### What is needed:
Restate the records below word for word, and omit the images they hold.

### Data section:
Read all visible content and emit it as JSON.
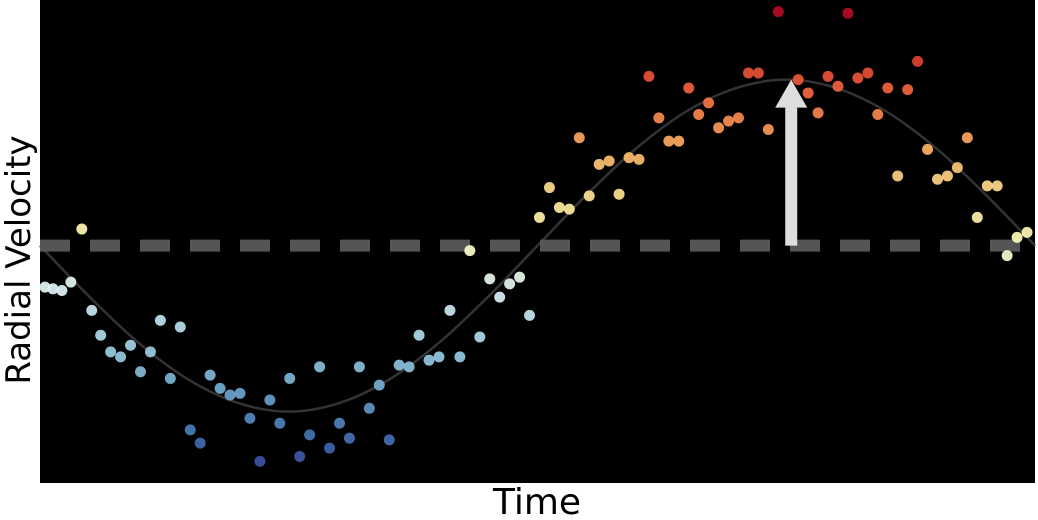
{
  "chart_data": {
    "type": "scatter",
    "x_label": "Time",
    "y_label": "Radial Velocity",
    "xlim": [
      0,
      10
    ],
    "ylim": [
      -1.43,
      1.48
    ],
    "grid": false,
    "background": "#000000",
    "colormap": [
      "#313695",
      "#4575b4",
      "#74add1",
      "#abd9e9",
      "#e0f3f8",
      "#ffffbf",
      "#fee090",
      "#fdae61",
      "#f46d43",
      "#d73027",
      "#a50026"
    ],
    "baseline": {
      "value": 0,
      "color": "#555555"
    },
    "arrow": {
      "x": 7.55,
      "from": 0,
      "to": 1,
      "color": "#dddddd"
    },
    "fit": {
      "color": "#333333",
      "x": [
        0,
        0.5,
        1,
        1.5,
        2,
        2.5,
        3,
        3.5,
        4,
        4.5,
        5,
        5.5,
        6,
        6.5,
        7,
        7.5,
        8,
        8.5,
        9,
        9.5,
        10
      ],
      "values": [
        0,
        -0.31,
        -0.59,
        -0.81,
        -0.95,
        -1,
        -0.95,
        -0.81,
        -0.59,
        -0.31,
        0,
        0.31,
        0.59,
        0.81,
        0.95,
        1,
        0.95,
        0.81,
        0.59,
        0.31,
        0
      ]
    },
    "x": [
      0.05,
      0.13,
      0.22,
      0.31,
      0.42,
      0.52,
      0.61,
      0.71,
      0.81,
      0.91,
      1.01,
      1.11,
      1.21,
      1.31,
      1.41,
      1.51,
      1.61,
      1.71,
      1.81,
      1.91,
      2.01,
      2.11,
      2.21,
      2.31,
      2.41,
      2.51,
      2.61,
      2.71,
      2.81,
      2.91,
      3.01,
      3.11,
      3.21,
      3.31,
      3.41,
      3.51,
      3.61,
      3.71,
      3.81,
      3.91,
      4.01,
      4.12,
      4.22,
      4.32,
      4.42,
      4.52,
      4.62,
      4.72,
      4.82,
      4.92,
      5.02,
      5.12,
      5.22,
      5.32,
      5.42,
      5.52,
      5.62,
      5.72,
      5.82,
      5.92,
      6.02,
      6.12,
      6.22,
      6.32,
      6.42,
      6.52,
      6.62,
      6.72,
      6.82,
      6.92,
      7.02,
      7.12,
      7.22,
      7.32,
      7.42,
      7.52,
      7.62,
      7.72,
      7.82,
      7.92,
      8.02,
      8.12,
      8.22,
      8.32,
      8.42,
      8.52,
      8.62,
      8.72,
      8.82,
      8.92,
      9.02,
      9.12,
      9.22,
      9.32,
      9.42,
      9.52,
      9.62,
      9.72,
      9.82,
      9.92
    ],
    "values": [
      -0.25,
      -0.26,
      -0.27,
      -0.22,
      0.1,
      -0.39,
      -0.54,
      -0.64,
      -0.67,
      -0.6,
      -0.76,
      -0.64,
      -0.45,
      -0.8,
      -0.49,
      -1.11,
      -1.19,
      -0.78,
      -0.86,
      -0.9,
      -0.89,
      -1.04,
      -1.3,
      -0.93,
      -1.07,
      -0.8,
      -1.27,
      -1.14,
      -0.73,
      -1.22,
      -1.07,
      -1.16,
      -0.73,
      -0.98,
      -0.84,
      -1.17,
      -0.72,
      -0.73,
      -0.54,
      -0.69,
      -0.67,
      -0.39,
      -0.67,
      -0.03,
      -0.55,
      -0.2,
      -0.31,
      -0.23,
      -0.19,
      -0.42,
      0.17,
      0.35,
      0.23,
      0.22,
      0.65,
      0.3,
      0.49,
      0.51,
      0.31,
      0.53,
      0.52,
      1.02,
      0.77,
      0.63,
      0.63,
      0.95,
      0.79,
      0.86,
      0.71,
      0.75,
      0.77,
      1.04,
      1.04,
      0.7,
      1.41,
      0.88,
      1.0,
      0.92,
      0.8,
      1.02,
      0.96,
      1.4,
      1.01,
      1.04,
      0.79,
      0.95,
      0.42,
      0.94,
      1.11,
      0.58,
      0.4,
      0.42,
      0.47,
      0.65,
      0.17,
      0.36,
      0.36,
      -0.06,
      0.05,
      0.08
    ]
  }
}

### Answer for the task:
Read all visible content and emit it as JSON.
{
  "chart_data": {
    "type": "scatter",
    "x_label": "Time",
    "y_label": "Radial Velocity",
    "xlim": [
      0,
      10
    ],
    "ylim": [
      -1.43,
      1.48
    ],
    "grid": false,
    "background": "#000000",
    "colormap": [
      "#313695",
      "#4575b4",
      "#74add1",
      "#abd9e9",
      "#e0f3f8",
      "#ffffbf",
      "#fee090",
      "#fdae61",
      "#f46d43",
      "#d73027",
      "#a50026"
    ],
    "baseline": {
      "value": 0,
      "color": "#555555"
    },
    "arrow": {
      "x": 7.55,
      "from": 0,
      "to": 1,
      "color": "#dddddd"
    },
    "fit": {
      "color": "#333333",
      "x": [
        0,
        0.5,
        1,
        1.5,
        2,
        2.5,
        3,
        3.5,
        4,
        4.5,
        5,
        5.5,
        6,
        6.5,
        7,
        7.5,
        8,
        8.5,
        9,
        9.5,
        10
      ],
      "values": [
        0,
        -0.31,
        -0.59,
        -0.81,
        -0.95,
        -1,
        -0.95,
        -0.81,
        -0.59,
        -0.31,
        0,
        0.31,
        0.59,
        0.81,
        0.95,
        1,
        0.95,
        0.81,
        0.59,
        0.31,
        0
      ]
    },
    "x": [
      0.05,
      0.13,
      0.22,
      0.31,
      0.42,
      0.52,
      0.61,
      0.71,
      0.81,
      0.91,
      1.01,
      1.11,
      1.21,
      1.31,
      1.41,
      1.51,
      1.61,
      1.71,
      1.81,
      1.91,
      2.01,
      2.11,
      2.21,
      2.31,
      2.41,
      2.51,
      2.61,
      2.71,
      2.81,
      2.91,
      3.01,
      3.11,
      3.21,
      3.31,
      3.41,
      3.51,
      3.61,
      3.71,
      3.81,
      3.91,
      4.01,
      4.12,
      4.22,
      4.32,
      4.42,
      4.52,
      4.62,
      4.72,
      4.82,
      4.92,
      5.02,
      5.12,
      5.22,
      5.32,
      5.42,
      5.52,
      5.62,
      5.72,
      5.82,
      5.92,
      6.02,
      6.12,
      6.22,
      6.32,
      6.42,
      6.52,
      6.62,
      6.72,
      6.82,
      6.92,
      7.02,
      7.12,
      7.22,
      7.32,
      7.42,
      7.52,
      7.62,
      7.72,
      7.82,
      7.92,
      8.02,
      8.12,
      8.22,
      8.32,
      8.42,
      8.52,
      8.62,
      8.72,
      8.82,
      8.92,
      9.02,
      9.12,
      9.22,
      9.32,
      9.42,
      9.52,
      9.62,
      9.72,
      9.82,
      9.92
    ],
    "values": [
      -0.25,
      -0.26,
      -0.27,
      -0.22,
      0.1,
      -0.39,
      -0.54,
      -0.64,
      -0.67,
      -0.6,
      -0.76,
      -0.64,
      -0.45,
      -0.8,
      -0.49,
      -1.11,
      -1.19,
      -0.78,
      -0.86,
      -0.9,
      -0.89,
      -1.04,
      -1.3,
      -0.93,
      -1.07,
      -0.8,
      -1.27,
      -1.14,
      -0.73,
      -1.22,
      -1.07,
      -1.16,
      -0.73,
      -0.98,
      -0.84,
      -1.17,
      -0.72,
      -0.73,
      -0.54,
      -0.69,
      -0.67,
      -0.39,
      -0.67,
      -0.03,
      -0.55,
      -0.2,
      -0.31,
      -0.23,
      -0.19,
      -0.42,
      0.17,
      0.35,
      0.23,
      0.22,
      0.65,
      0.3,
      0.49,
      0.51,
      0.31,
      0.53,
      0.52,
      1.02,
      0.77,
      0.63,
      0.63,
      0.95,
      0.79,
      0.86,
      0.71,
      0.75,
      0.77,
      1.04,
      1.04,
      0.7,
      1.41,
      0.88,
      1.0,
      0.92,
      0.8,
      1.02,
      0.96,
      1.4,
      1.01,
      1.04,
      0.79,
      0.95,
      0.42,
      0.94,
      1.11,
      0.58,
      0.4,
      0.42,
      0.47,
      0.65,
      0.17,
      0.36,
      0.36,
      -0.06,
      0.05,
      0.08
    ]
  }
}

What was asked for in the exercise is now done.